▶ **Artigo**:
((

Páginas

quinta-feira, novembro 30, 2006

As saias, os nomes e a estátua de Pedro

.
Especial para o jornal Tribuna do Planalto


Viajar no tempo é algo de mágico. Fazemos uma viagem impossível, visitando o passado tal como o conservamos nos arquivos rotos da memória. E, nessa viagem, não nos é dado o percurso, de modo que não interferimos no trajeto: não jogamos lixo pela janela do carro; não molhamos nossos pés nos riachos; não descansamos à sombra de uma frondosa árvore. Viajar no tempo é apenas chegar. E ver o passado tal como o temos hoje, e nem sempre o temos como realmente ele era, mas como o lembramos.

Engraçado, isso. Mas todos nós visitamos nossos tempos anteriores, seja o ontem, seja o ano passado, seja a juventude ou, o que é sempre melhor, a infância. Gosto desse passeio. Gosto de me ver descalço, calças curtas, sem camisa, correndo pelas ruas de pó e cascalho da minha Caldas Novas pequenina e esquecida. Gosto de lembrar da escolinha, dos sinos da igreja, da sirena do cinema, da hora do recreio, dos quintais de muitas frutas, dos banhos de córrego, das férias... Ei! Por que mesmo precisávamos de férias?

))

▶ **Tarefa proposta**:
Retome o artigo acima, sobre as lembranças da infância em Caldas Novas, logo após a última frase apresentada.

Entradas de disposição espacial:
((

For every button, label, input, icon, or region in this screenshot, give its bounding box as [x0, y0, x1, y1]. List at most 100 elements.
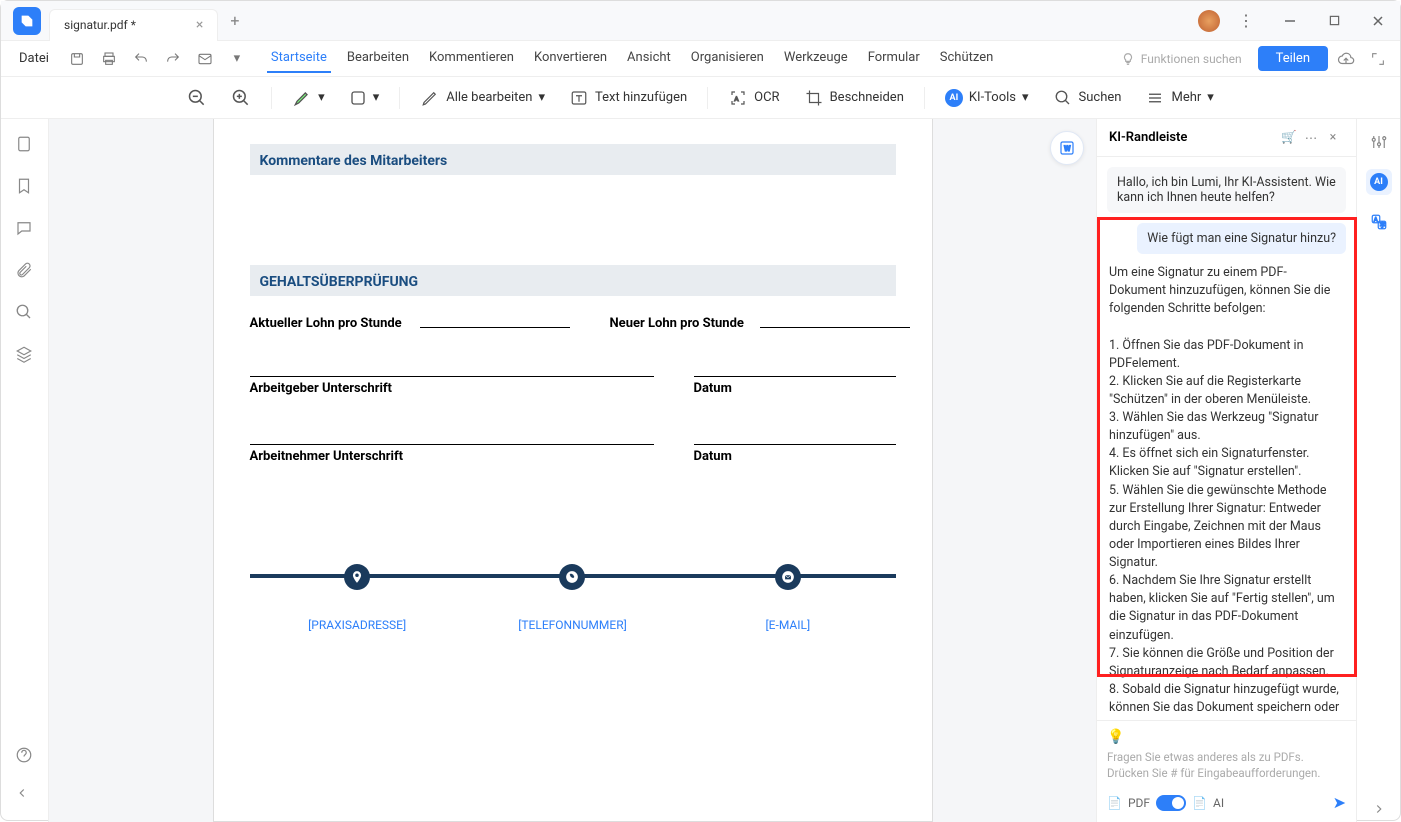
footer-email: [E-MAIL] [766, 618, 811, 632]
send-icon[interactable]: ➤ [1333, 793, 1346, 812]
zoom-in-icon[interactable] [223, 84, 259, 112]
tab-tools[interactable]: Werkzeuge [780, 44, 852, 73]
ai-chat-body: Hallo, ich bin Lumi, Ihr KI-Assistent. W… [1097, 157, 1356, 720]
ai-greeting: Hallo, ich bin Lumi, Ihr KI-Assistent. W… [1107, 167, 1346, 213]
tab-convert[interactable]: Konvertieren [530, 44, 611, 73]
crop-icon [804, 88, 824, 108]
tab-view[interactable]: Ansicht [623, 44, 675, 73]
user-avatar[interactable] [1198, 10, 1220, 32]
minimize-icon[interactable] [1272, 5, 1308, 37]
ai-answer: Um eine Signatur zu einem PDF-Dokument h… [1107, 264, 1346, 717]
redo-icon[interactable] [159, 45, 187, 73]
expand-icon[interactable] [1364, 51, 1392, 67]
function-search[interactable]: Funktionen suchen [1121, 52, 1242, 66]
tab-edit[interactable]: Bearbeiten [343, 44, 413, 73]
highlighter-icon[interactable]: ▾ [284, 84, 333, 112]
lightbulb-hint-icon[interactable]: 💡 [1107, 729, 1124, 745]
close-window-icon[interactable] [1360, 5, 1396, 37]
collapse-right-icon[interactable] [1366, 796, 1392, 822]
label-current-wage: Aktueller Lohn pro Stunde [250, 316, 402, 331]
ai-tools-button[interactable]: AIKI-Tools ▾ [937, 85, 1037, 111]
tab-protect[interactable]: Schützen [936, 44, 998, 73]
search-placeholder: Funktionen suchen [1141, 52, 1242, 66]
thumbnails-icon[interactable] [15, 135, 35, 155]
section-comments-title: Kommentare des Mitarbeiters [260, 153, 448, 169]
collapse-left-icon[interactable] [15, 786, 35, 806]
undo-icon[interactable] [127, 45, 155, 73]
email-icon[interactable] [191, 45, 219, 73]
ai-panel-title: KI-Randleiste [1109, 130, 1278, 145]
translate-icon[interactable]: A字 [1366, 209, 1392, 235]
help-icon[interactable] [15, 746, 35, 766]
save-icon[interactable] [63, 45, 91, 73]
print-icon[interactable] [95, 45, 123, 73]
pdf-label: PDF [1128, 796, 1150, 810]
footer-phone: [TELEFONNUMMER] [518, 618, 627, 632]
label-employer-signature: Arbeitgeber Unterschrift [250, 376, 654, 396]
menu-file[interactable]: Datei [9, 47, 59, 70]
cloud-upload-icon[interactable] [1332, 50, 1360, 68]
tab-add-icon[interactable]: + [230, 11, 239, 30]
pdf-ai-toggle[interactable] [1156, 795, 1186, 811]
ai-badge-icon: AI [945, 89, 963, 107]
ai-input-placeholder[interactable]: Fragen Sie etwas anderes als zu PDFs. Dr… [1107, 749, 1346, 785]
tab-organize[interactable]: Organisieren [687, 44, 768, 73]
close-panel-icon[interactable]: × [1322, 130, 1344, 145]
ai-input-area: 💡 Fragen Sie etwas anderes als zu PDFs. … [1097, 720, 1356, 822]
edit-all-button[interactable]: Alle bearbeiten ▾ [412, 84, 553, 112]
document-tab[interactable]: signatur.pdf * × [49, 9, 218, 41]
tab-title: signatur.pdf * [64, 18, 136, 32]
tab-home[interactable]: Startseite [267, 44, 331, 73]
ocr-button[interactable]: AOCR [720, 84, 787, 112]
bookmark-icon[interactable] [15, 177, 35, 197]
crop-button[interactable]: Beschneiden [796, 84, 912, 112]
titlebar: signatur.pdf * × + ⋮ [1, 1, 1400, 41]
label-employee-signature: Arbeitnehmer Unterschrift [250, 444, 654, 464]
pdf-doc-icon: 📄 [1107, 796, 1122, 810]
ai-doc-icon: 📄 [1192, 796, 1207, 810]
menu-dots-icon[interactable]: ⋮ [1228, 5, 1264, 37]
ai-label: AI [1213, 796, 1224, 810]
more-icon [1145, 88, 1165, 108]
main-tabs: Startseite Bearbeiten Kommentieren Konve… [267, 44, 997, 73]
svg-text:字: 字 [1379, 221, 1385, 229]
word-export-icon[interactable]: W [1050, 131, 1084, 165]
right-rail: AI A字 [1356, 119, 1400, 822]
app-logo [13, 7, 41, 35]
ocr-icon: A [728, 88, 748, 108]
user-message: Wie fügt man eine Signatur hinzu? [1137, 223, 1346, 254]
svg-text:A: A [1373, 216, 1377, 223]
maximize-icon[interactable] [1316, 5, 1352, 37]
mail-icon [775, 564, 801, 590]
pdf-page: Kommentare des Mitarbeiters GEHALTSÜBERP… [213, 119, 933, 822]
add-text-button[interactable]: Text hinzufügen [561, 84, 695, 112]
document-workspace[interactable]: W Kommentare des Mitarbeiters GEHALTSÜBE… [49, 119, 1096, 822]
lightbulb-icon [1121, 52, 1135, 66]
more-dots-icon[interactable]: ⋯ [1300, 130, 1322, 146]
section-salary-title: GEHALTSÜBERPRÜFUNG [260, 274, 419, 290]
phone-icon [559, 564, 585, 590]
chevron-down-icon[interactable]: ▾ [223, 45, 251, 73]
cart-icon[interactable]: 🛒 [1278, 130, 1300, 145]
share-button[interactable]: Teilen [1258, 46, 1328, 71]
zoom-out-icon[interactable] [179, 84, 215, 112]
shape-icon[interactable]: ▾ [341, 85, 388, 111]
toolbar: ▾ ▾ Alle bearbeiten ▾ Text hinzufügen AO… [1, 77, 1400, 119]
attachments-icon[interactable] [15, 261, 35, 281]
search-button[interactable]: Suchen [1045, 84, 1130, 112]
tab-comment[interactable]: Kommentieren [425, 44, 518, 73]
ai-rail-icon[interactable]: AI [1366, 169, 1392, 195]
menubar: Datei ▾ Startseite Bearbeiten Kommentier… [1, 41, 1400, 77]
settings-sliders-icon[interactable] [1366, 129, 1392, 155]
search-icon [1053, 88, 1073, 108]
svg-text:A: A [734, 95, 739, 103]
text-icon [569, 88, 589, 108]
comments-icon[interactable] [15, 219, 35, 239]
tab-form[interactable]: Formular [864, 44, 924, 73]
tab-close-icon[interactable]: × [196, 17, 203, 33]
label-date-2: Datum [694, 444, 896, 464]
search-panel-icon[interactable] [15, 303, 35, 323]
left-sidebar [1, 119, 49, 822]
layers-icon[interactable] [15, 345, 35, 365]
more-button[interactable]: Mehr ▾ [1137, 84, 1221, 112]
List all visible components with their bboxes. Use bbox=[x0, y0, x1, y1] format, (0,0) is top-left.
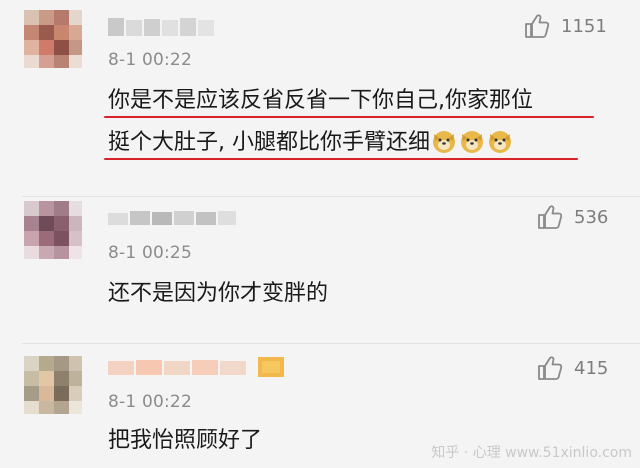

))

▶ **Resposta da tarefa**:
Gosto de saber do que gostava: asa de frango, pequi, pamonha e de esperar dezembro. Antes: gostava também de setembro, por causa do meu aniversário. Mas dezembro era todo especial, porque todos, sem exceção, esperávamos o Natal. E Natal é aniversário de todo mundo. Por isso era bom. Não: era ótimo!

Agora, este dezembro de 2006 me parece meio que sem-cerimônia. Chega-me frio, sem a ansiedade gostosa dos dezembros antigos. E, parece, esse sentimento está se alastrando. Uma pena: podia ser só eu. As novidades ficam, todas elas, para janeiro. É que inventaram que os ditos Chefes de Executivo (governadores e presidente da República) tomam posse dia 1º de janeiro. Ainda que alguns tenham sido reeleitos, há a posse; e, após a posse, a nomeação dos secretários. Então, nós, a raia miúda, ficamos aí a esperar notícias, tentando saber quem será o secretário ou o ministro disso ou daquilo.

O governador Alcides Rodrigues promete, em Goiás, um secretariado com alta presença feminina. As saias ocuparão metade da equipe de governo. Mas as novidades que interessam mesmo não são apenas os nomes dos auxiliares diretos dos governos, mas, sim, suas ações. E cada cidadão atenta mais para o que mais lhe diz respeito. Sendo assim, preocupa-me, no meu Estado, o nome do (ou da) titular da Cultura. E, claro, suas ações.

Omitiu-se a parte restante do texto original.